### TASK OBJECTIVE
Repeat exactly each line of the data provided below.

### PROVIDED DATA
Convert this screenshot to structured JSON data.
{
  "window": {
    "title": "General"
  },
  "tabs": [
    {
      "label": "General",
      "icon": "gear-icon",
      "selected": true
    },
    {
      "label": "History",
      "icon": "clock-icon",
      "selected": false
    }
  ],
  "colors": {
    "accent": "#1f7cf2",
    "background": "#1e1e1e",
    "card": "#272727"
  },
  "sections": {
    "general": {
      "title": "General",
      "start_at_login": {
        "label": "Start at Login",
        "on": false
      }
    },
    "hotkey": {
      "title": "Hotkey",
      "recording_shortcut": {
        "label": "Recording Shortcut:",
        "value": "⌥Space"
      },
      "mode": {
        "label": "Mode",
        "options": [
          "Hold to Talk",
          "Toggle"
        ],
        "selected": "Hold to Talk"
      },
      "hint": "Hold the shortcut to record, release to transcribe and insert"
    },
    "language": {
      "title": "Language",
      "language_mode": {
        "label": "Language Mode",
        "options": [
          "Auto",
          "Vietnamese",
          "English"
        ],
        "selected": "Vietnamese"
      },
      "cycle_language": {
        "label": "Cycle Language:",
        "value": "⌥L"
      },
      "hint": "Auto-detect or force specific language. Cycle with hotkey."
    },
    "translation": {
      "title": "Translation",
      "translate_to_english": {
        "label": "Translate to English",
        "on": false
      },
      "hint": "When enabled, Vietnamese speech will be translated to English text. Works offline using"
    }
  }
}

### EXERCISE RESULT
Convert this screenshot to structured JSON data.
{
  "window": {
    "title": "General"
  },
  "tabs": [
    {
      "label": "General",
      "icon": "gear-icon",
      "selected": true
    },
    {
      "label": "History",
      "icon": "clock-icon",
      "selected": false
    }
  ],
  "colors": {
    "accent": "#1f7cf2",
    "background": "#1e1e1e",
    "card": "#272727"
  },
  "sections": {
    "general": {
      "title": "General",
      "start_at_login": {
        "label": "Start at Login",
        "on": false
      }
    },
    "hotkey": {
      "title": "Hotkey",
      "recording_shortcut": {
        "label": "Recording Shortcut:",
        "value": "⌥Space"
      },
      "mode": {
        "label": "Mode",
        "options": [
          "Hold to Talk",
          "Toggle"
        ],
        "selected": "Hold to Talk"
      },
      "hint": "Hold the shortcut to record, release to transcribe and insert"
    },
    "language": {
      "title": "Language",
      "language_mode": {
        "label": "Language Mode",
        "options": [
          "Auto",
          "Vietnamese",
          "English"
        ],
        "selected": "Vietnamese"
      },
      "cycle_language": {
        "label": "Cycle Language:",
        "value": "⌥L"
      },
      "hint": "Auto-detect or force specific language. Cycle with hotkey."
    },
    "translation": {
      "title": "Translation",
      "translate_to_english": {
        "label": "Translate to English",
        "on": false
      },
      "hint": "When enabled, Vietnamese speech will be translated to English text. Works offline using"
    }
  }
}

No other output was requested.